+++ Data supplied +++

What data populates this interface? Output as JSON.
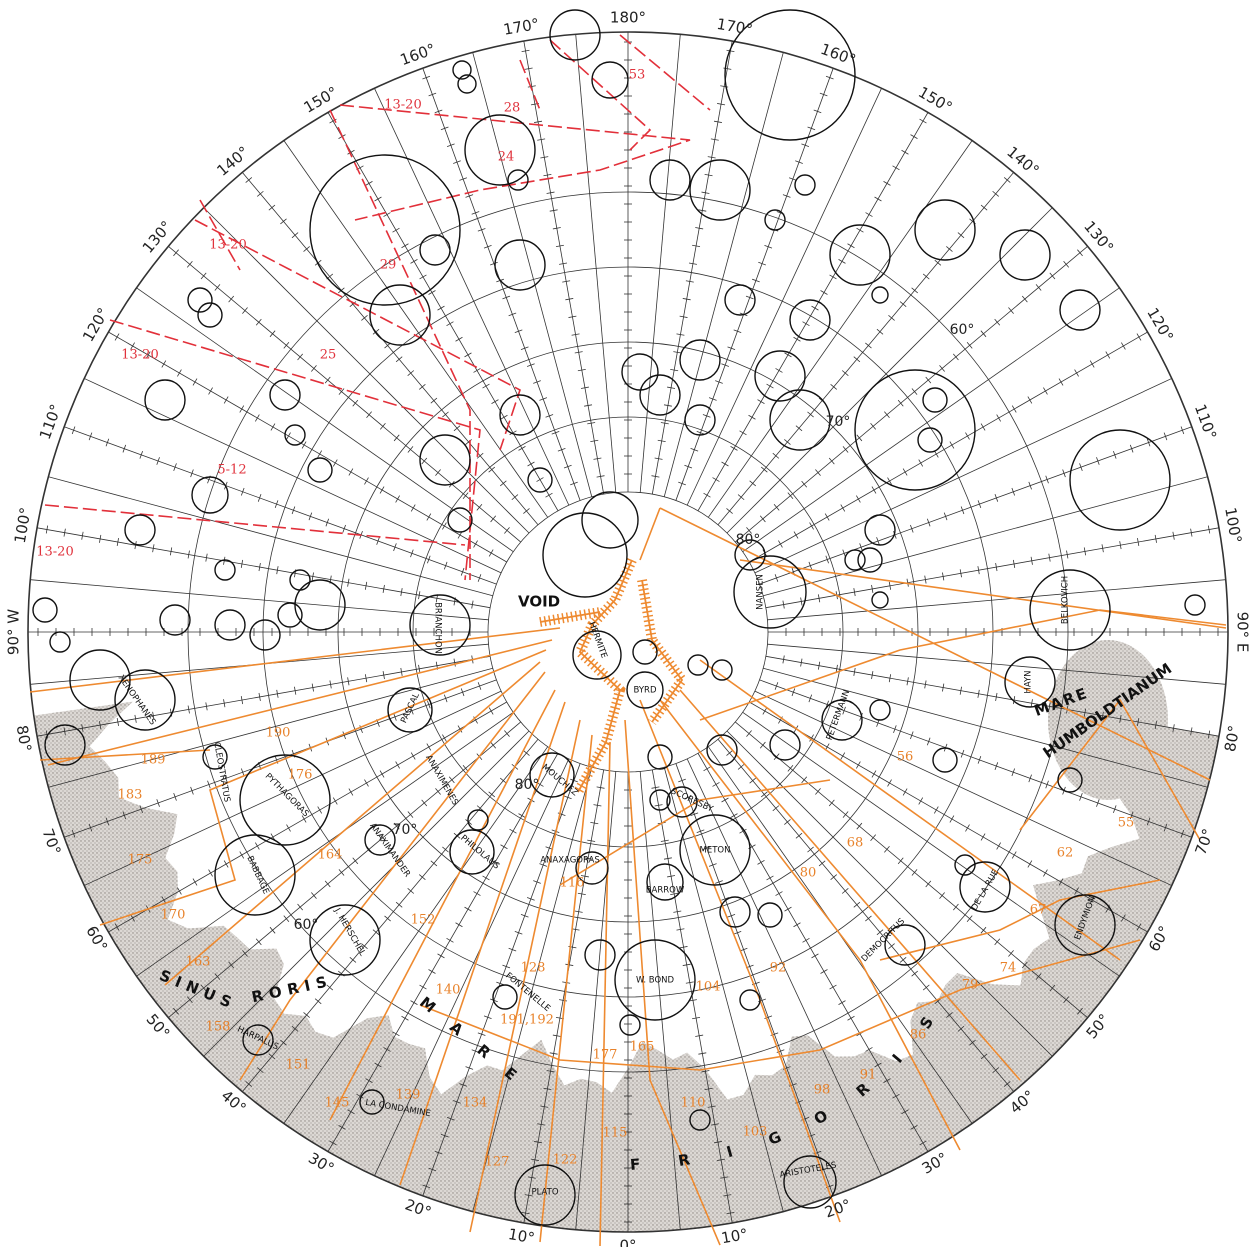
{
  "longitude_labels": [
    "180°",
    "170°",
    "160°",
    "150°",
    "140°",
    "130°",
    "120°",
    "110°",
    "100°",
    "90° E",
    "80°",
    "70°",
    "60°",
    "50°",
    "40°",
    "30°",
    "20°",
    "10°",
    "0°",
    "10°",
    "20°",
    "30°",
    "40°",
    "50°",
    "60°",
    "70°",
    "80°",
    "90° W",
    "100°",
    "110°",
    "120°",
    "130°",
    "140°",
    "150°",
    "160°",
    "170°"
  ],
  "latitude_labels": [
    "80°",
    "70°",
    "60°",
    "80°",
    "70°",
    "60°"
  ],
  "zone_labels_red": [
    "53",
    "28",
    "13-20",
    "24",
    "13-20",
    "29",
    "25",
    "13-20",
    "5-12",
    "13-20"
  ],
  "zone_labels_orange": [
    "190",
    "189",
    "183",
    "176",
    "175",
    "164",
    "170",
    "163",
    "158",
    "152",
    "151",
    "145",
    "139",
    "134",
    "140",
    "128",
    "127",
    "122",
    "115",
    "116",
    "191,192",
    "177",
    "165",
    "110",
    "103",
    "104",
    "92",
    "98",
    "91",
    "86",
    "79",
    "74",
    "80",
    "68",
    "56",
    "55",
    "62",
    "67"
  ],
  "crater_names": [
    "HERMITE",
    "BRIANCHON",
    "NANSEN",
    "BELKOVICH",
    "HAYN",
    "PETERMANN",
    "BYRD",
    "PASCAL",
    "XENOPHANES",
    "CLEOSTRATUS",
    "PYTHAGORAS",
    "ANAXIMENES",
    "MOUCHEZ",
    "SCORESBY",
    "BABBAGE",
    "ANAXIMANDER",
    "PHILOLAUS",
    "ANAXAGORAS",
    "METON",
    "BARROW",
    "J. HERSCHEL",
    "DE LA RUE",
    "ENDYMION",
    "DEMOCRITUS",
    "W. BOND",
    "FONTENELLE",
    "HARPALUS",
    "LA CONDAMINE",
    "PLATO",
    "ARISTOTELES"
  ],
  "region_names": [
    "VOID",
    "MARE",
    "HUMBOLDTIANUM",
    "SINUS",
    "RORIS",
    "MARE",
    "FRIGORIS"
  ]
}
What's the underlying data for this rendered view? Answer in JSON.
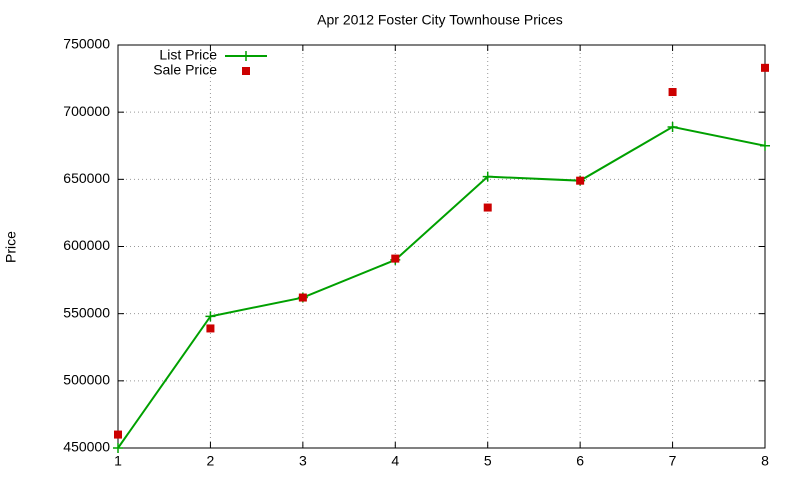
{
  "chart_data": {
    "type": "line",
    "title": "Apr 2012 Foster City Townhouse Prices",
    "y_label": "Price",
    "x": [
      1,
      2,
      3,
      4,
      5,
      6,
      7,
      8
    ],
    "xlim": [
      1,
      8
    ],
    "xticks": [
      1,
      2,
      3,
      4,
      5,
      6,
      7,
      8
    ],
    "ylim": [
      450000,
      750000
    ],
    "yticks": [
      450000,
      500000,
      550000,
      600000,
      650000,
      700000,
      750000
    ],
    "grid": true,
    "legend": "top-left",
    "series": [
      {
        "name": "List Price",
        "color": "#00a000",
        "style": "linespoints",
        "values": [
          450000,
          548000,
          562000,
          590000,
          652000,
          649000,
          689000,
          675000
        ]
      },
      {
        "name": "Sale Price",
        "color": "#cc0000",
        "style": "points",
        "values": [
          460000,
          539000,
          562000,
          591000,
          629000,
          649000,
          715000,
          733000
        ]
      }
    ]
  }
}
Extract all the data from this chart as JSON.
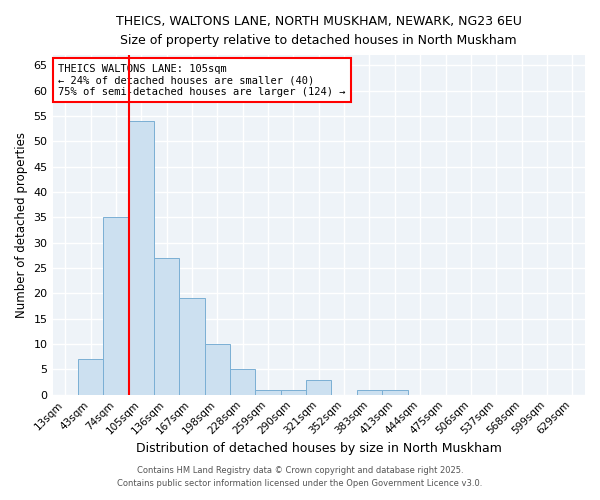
{
  "title_line1": "THEICS, WALTONS LANE, NORTH MUSKHAM, NEWARK, NG23 6EU",
  "title_line2": "Size of property relative to detached houses in North Muskham",
  "xlabel": "Distribution of detached houses by size in North Muskham",
  "ylabel": "Number of detached properties",
  "categories": [
    "13sqm",
    "43sqm",
    "74sqm",
    "105sqm",
    "136sqm",
    "167sqm",
    "198sqm",
    "228sqm",
    "259sqm",
    "290sqm",
    "321sqm",
    "352sqm",
    "383sqm",
    "413sqm",
    "444sqm",
    "475sqm",
    "506sqm",
    "537sqm",
    "568sqm",
    "599sqm",
    "629sqm"
  ],
  "values": [
    0,
    7,
    35,
    54,
    27,
    19,
    10,
    5,
    1,
    1,
    3,
    0,
    1,
    1,
    0,
    0,
    0,
    0,
    0,
    0,
    0
  ],
  "bar_color": "#cce0f0",
  "bar_edge_color": "#7aafd4",
  "red_line_index": 3,
  "ylim": [
    0,
    67
  ],
  "yticks": [
    0,
    5,
    10,
    15,
    20,
    25,
    30,
    35,
    40,
    45,
    50,
    55,
    60,
    65
  ],
  "annotation_title": "THEICS WALTONS LANE: 105sqm",
  "annotation_line2": "← 24% of detached houses are smaller (40)",
  "annotation_line3": "75% of semi-detached houses are larger (124) →",
  "footer_line1": "Contains HM Land Registry data © Crown copyright and database right 2025.",
  "footer_line2": "Contains public sector information licensed under the Open Government Licence v3.0.",
  "bg_color": "#ffffff",
  "plot_bg_color": "#eef3f8"
}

+++

§ What to produce:
Gather each line holding the string "JSON".

§ Result:
What data populates this interface? Output as JSON.
What's the underlying data for this rendered view? Answer in JSON.
Extract all the data from this chart as JSON.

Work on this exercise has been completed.